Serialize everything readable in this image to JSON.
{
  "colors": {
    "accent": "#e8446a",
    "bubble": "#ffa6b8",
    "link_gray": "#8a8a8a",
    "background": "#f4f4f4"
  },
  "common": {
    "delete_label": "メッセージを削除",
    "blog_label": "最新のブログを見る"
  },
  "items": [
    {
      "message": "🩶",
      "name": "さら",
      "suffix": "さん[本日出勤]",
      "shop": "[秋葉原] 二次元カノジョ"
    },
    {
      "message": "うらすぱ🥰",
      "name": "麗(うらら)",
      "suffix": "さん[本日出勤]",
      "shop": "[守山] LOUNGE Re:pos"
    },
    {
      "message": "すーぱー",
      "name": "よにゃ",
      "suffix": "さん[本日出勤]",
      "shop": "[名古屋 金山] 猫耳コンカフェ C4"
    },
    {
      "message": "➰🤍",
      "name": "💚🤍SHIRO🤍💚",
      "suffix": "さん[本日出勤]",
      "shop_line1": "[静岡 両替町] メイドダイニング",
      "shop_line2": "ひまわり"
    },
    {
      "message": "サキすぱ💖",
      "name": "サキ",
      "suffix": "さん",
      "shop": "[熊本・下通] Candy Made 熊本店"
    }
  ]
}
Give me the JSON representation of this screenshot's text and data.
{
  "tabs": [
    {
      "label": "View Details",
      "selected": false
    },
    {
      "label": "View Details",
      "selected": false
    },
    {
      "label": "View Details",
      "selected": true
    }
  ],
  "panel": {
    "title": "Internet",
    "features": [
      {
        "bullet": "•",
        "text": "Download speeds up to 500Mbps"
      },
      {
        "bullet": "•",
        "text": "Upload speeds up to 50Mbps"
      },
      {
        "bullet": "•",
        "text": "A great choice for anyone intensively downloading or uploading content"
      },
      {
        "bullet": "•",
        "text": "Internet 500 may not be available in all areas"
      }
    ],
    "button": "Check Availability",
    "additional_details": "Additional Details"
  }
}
■ ■ ■ ■
* **TASK TO COMPLETE**: All of the material above needs to be copied exactly.

* **TASK ANSWER**:
Serialize everything readable in this image to JSON.
{
  "colors": {
    "accent": "#e8446a",
    "bubble": "#ffa6b8",
    "link_gray": "#8a8a8a",
    "background": "#f4f4f4"
  },
  "common": {
    "delete_label": "メッセージを削除",
    "blog_label": "最新のブログを見る"
  },
  "items": [
    {
      "message": "🩶",
      "name": "さら",
      "suffix": "さん[本日出勤]",
      "shop": "[秋葉原] 二次元カノジョ"
    },
    {
      "message": "うらすぱ🥰",
      "name": "麗(うらら)",
      "suffix": "さん[本日出勤]",
      "shop": "[守山] LOUNGE Re:pos"
    },
    {
      "message": "すーぱー",
      "name": "よにゃ",
      "suffix": "さん[本日出勤]",
      "shop": "[名古屋 金山] 猫耳コンカフェ C4"
    },
    {
      "message": "➰🤍",
      "name": "💚🤍SHIRO🤍💚",
      "suffix": "さん[本日出勤]",
      "shop_line1": "[静岡 両替町] メイドダイニング",
      "shop_line2": "ひまわり"
    },
    {
      "message": "サキすぱ💖",
      "name": "サキ",
      "suffix": "さん",
      "shop": "[熊本・下通] Candy Made 熊本店"
    }
  ]
}
Give me the JSON representation of this screenshot's text and data.
{
  "tabs": [
    {
      "label": "View Details",
      "selected": false
    },
    {
      "label": "View Details",
      "selected": false
    },
    {
      "label": "View Details",
      "selected": true
    }
  ],
  "panel": {
    "title": "Internet",
    "features": [
      {
        "bullet": "•",
        "text": "Download speeds up to 500Mbps"
      },
      {
        "bullet": "•",
        "text": "Upload speeds up to 50Mbps"
      },
      {
        "bullet": "•",
        "text": "A great choice for anyone intensively downloading or uploading content"
      },
      {
        "bullet": "•",
        "text": "Internet 500 may not be available in all areas"
      }
    ],
    "button": "Check Availability",
    "additional_details": "Additional Details"
  }
}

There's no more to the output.